[Collected data]
** Begin **

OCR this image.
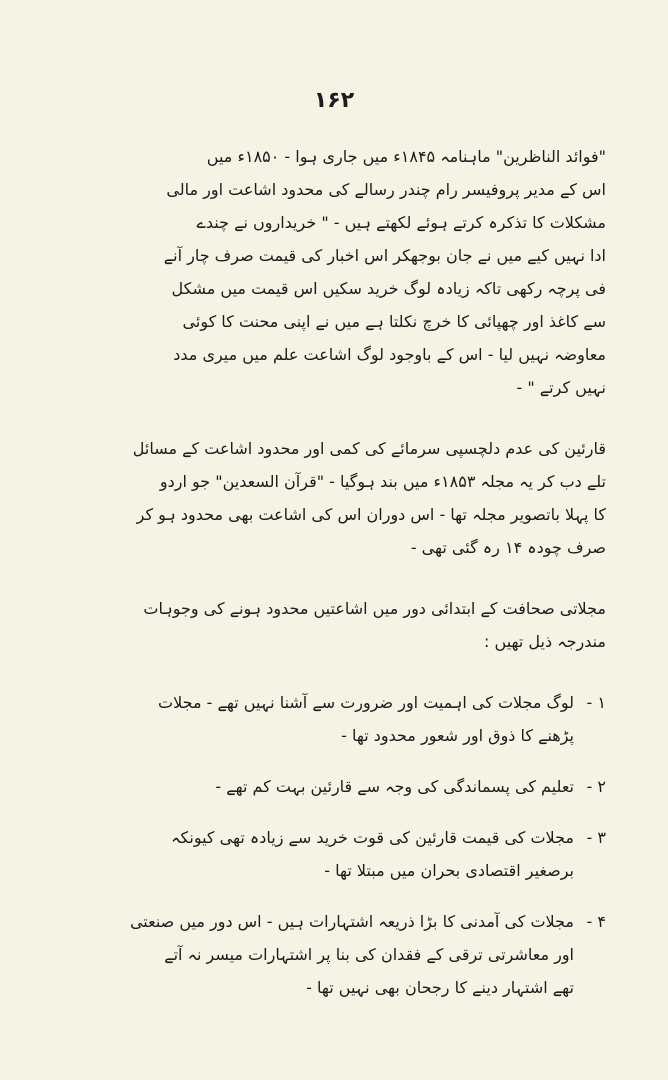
۱۶۲
"فوائد الناظرین" ماہنامہ ۱۸۴۵ء میں جاری ہوا - ۱۸۵۰ء میں
اس کے مدیر پروفیسر رام چندر رسالے کی محدود اشاعت اور مالی
مشکلات کا تذکرہ کرتے ہوئے لکھتے ہیں - " خریداروں نے چندے
ادا نہیں کیے میں نے جان بوجھکر اس اخبار کی قیمت صرف چار آنے
فی پرچہ رکھی تاکہ زیادہ لوگ خرید سکیں اس قیمت میں مشکل
سے کاغذ اور چھپائی کا خرچ نکلتا ہے میں نے اپنی محنت کا کوئی
معاوضہ نہیں لیا - اس کے باوجود لوگ اشاعت علم میں میری مدد
نہیں کرتے " -
قارئین کی عدم دلچسپی سرمائے کی کمی اور محدود اشاعت کے مسائل
تلے دب کر یہ مجلہ ۱۸۵۳ء میں بند ہوگیا - "قرآن السعدین" جو اردو
کا پہلا باتصویر مجلہ تھا - اس دوران اس کی اشاعت بھی محدود ہو کر
صرف چودہ ۱۴ رہ گئی تھی -
مجلاتی صحافت کے ابتدائی دور میں اشاعتیں محدود ہونے کی وجوہات
مندرجہ ذیل تھیں :
۱ -
لوگ مجلات کی اہمیت اور ضرورت سے آشنا نہیں تھے - مجلات
پڑھنے کا ذوق اور شعور محدود تھا -
۲ -
تعلیم کی پسماندگی کی وجہ سے قارئین بہت کم تھے -
۳ -
مجلات کی قیمت قارئین کی قوت خرید سے زیادہ تھی کیونکہ
برصغیر اقتصادی بحران میں مبتلا تھا -
۴ -
مجلات کی آمدنی کا بڑا ذریعہ اشتہارات ہیں - اس دور میں صنعتی
اور معاشرتی ترقی کے فقدان کی بنا پر اشتہارات میسر نہ آتے
تھے اشتہار دینے کا رجحان بھی نہیں تھا -
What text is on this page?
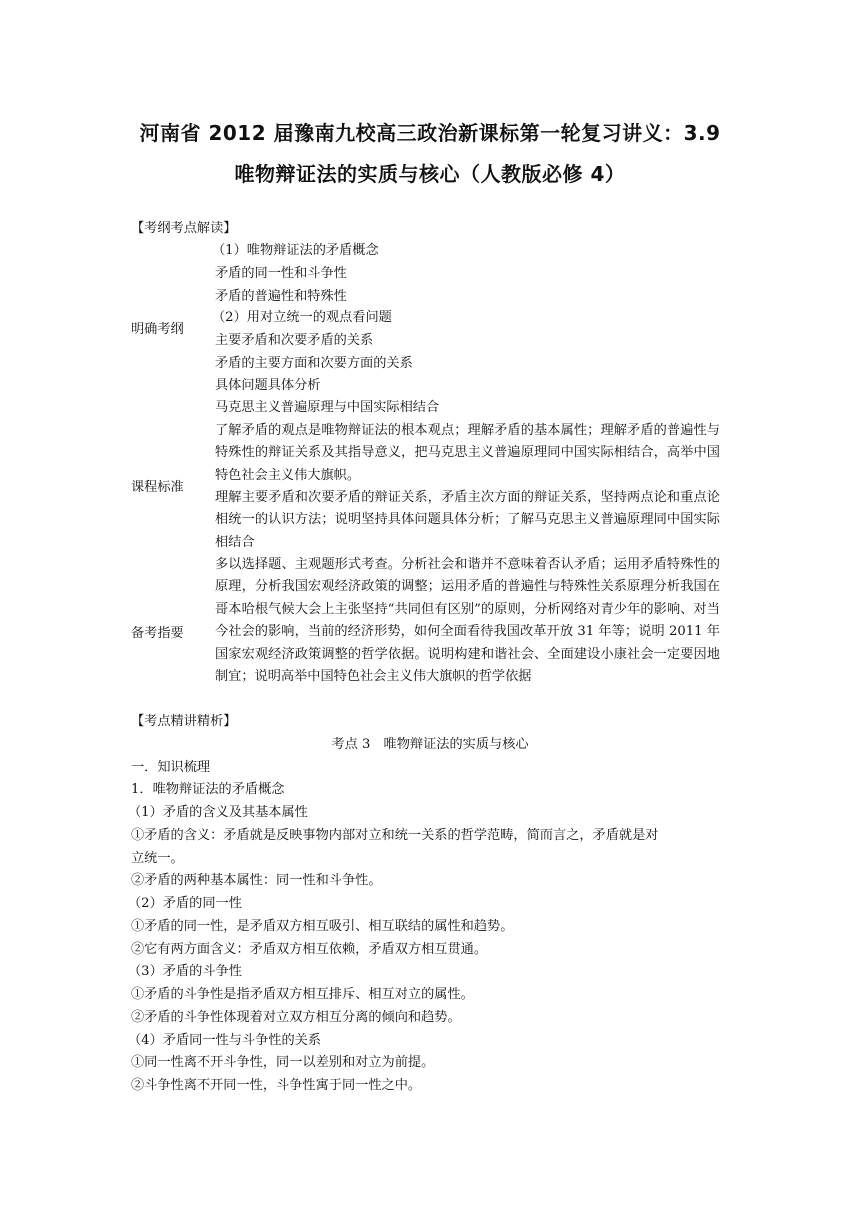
河南省 2012 届豫南九校高三政治新课标第一轮复习讲义：3.9
唯物辩证法的实质与核心（人教版必修 4）
【考纲考点解读】
明确考纲
（1）唯物辩证法的矛盾概念
矛盾的同一性和斗争性
矛盾的普遍性和特殊性
（2）用对立统一的观点看问题
主要矛盾和次要矛盾的关系
矛盾的主要方面和次要方面的关系
具体问题具体分析
马克思主义普遍原理与中国实际相结合
课程标准
了解矛盾的观点是唯物辩证法的根本观点；理解矛盾的基本属性；理解矛盾的普遍性与特殊性的辩证关系及其指导意义，把马克思主义普遍原理同中国实际相结合，高举中国特色社会主义伟大旗帜。
理解主要矛盾和次要矛盾的辩证关系，矛盾主次方面的辩证关系，坚持两点论和重点论相统一的认识方法；说明坚持具体问题具体分析；了解马克思主义普遍原理同中国实际相结合
备考指要
多以选择题、主观题形式考查。分析社会和谐并不意味着否认矛盾；运用矛盾特殊性的原理，分析我国宏观经济政策的调整；运用矛盾的普遍性与特殊性关系原理分析我国在哥本哈根气候大会上主张坚持“共同但有区别”的原则，分析网络对青少年的影响、对当今社会的影响，当前的经济形势，如何全面看待我国改革开放 31 年等；说明 2011 年国家宏观经济政策调整的哲学依据。说明构建和谐社会、全面建设小康社会一定要因地制宜；说明高举中国特色社会主义伟大旗帜的哲学依据
【考点精讲精析】
考点 3　唯物辩证法的实质与核心
一．知识梳理
1．唯物辩证法的矛盾概念
（1）矛盾的含义及其基本属性
①矛盾的含义：矛盾就是反映事物内部对立和统一关系的哲学范畴，简而言之，矛盾就是对
立统一。
②矛盾的两种基本属性：同一性和斗争性。
（2）矛盾的同一性
①矛盾的同一性，是矛盾双方相互吸引、相互联结的属性和趋势。
②它有两方面含义：矛盾双方相互依赖，矛盾双方相互贯通。
（3）矛盾的斗争性
①矛盾的斗争性是指矛盾双方相互排斥、相互对立的属性。
②矛盾的斗争性体现着对立双方相互分离的倾向和趋势。
（4）矛盾同一性与斗争性的关系
①同一性离不开斗争性，同一以差别和对立为前提。
②斗争性离不开同一性，斗争性寓于同一性之中。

** End **

## OBJECTIVE:
Go through the listing above and work out how many lines contain the string "محدود". Reply with the number alone.

## WRITTEN REPLY:
5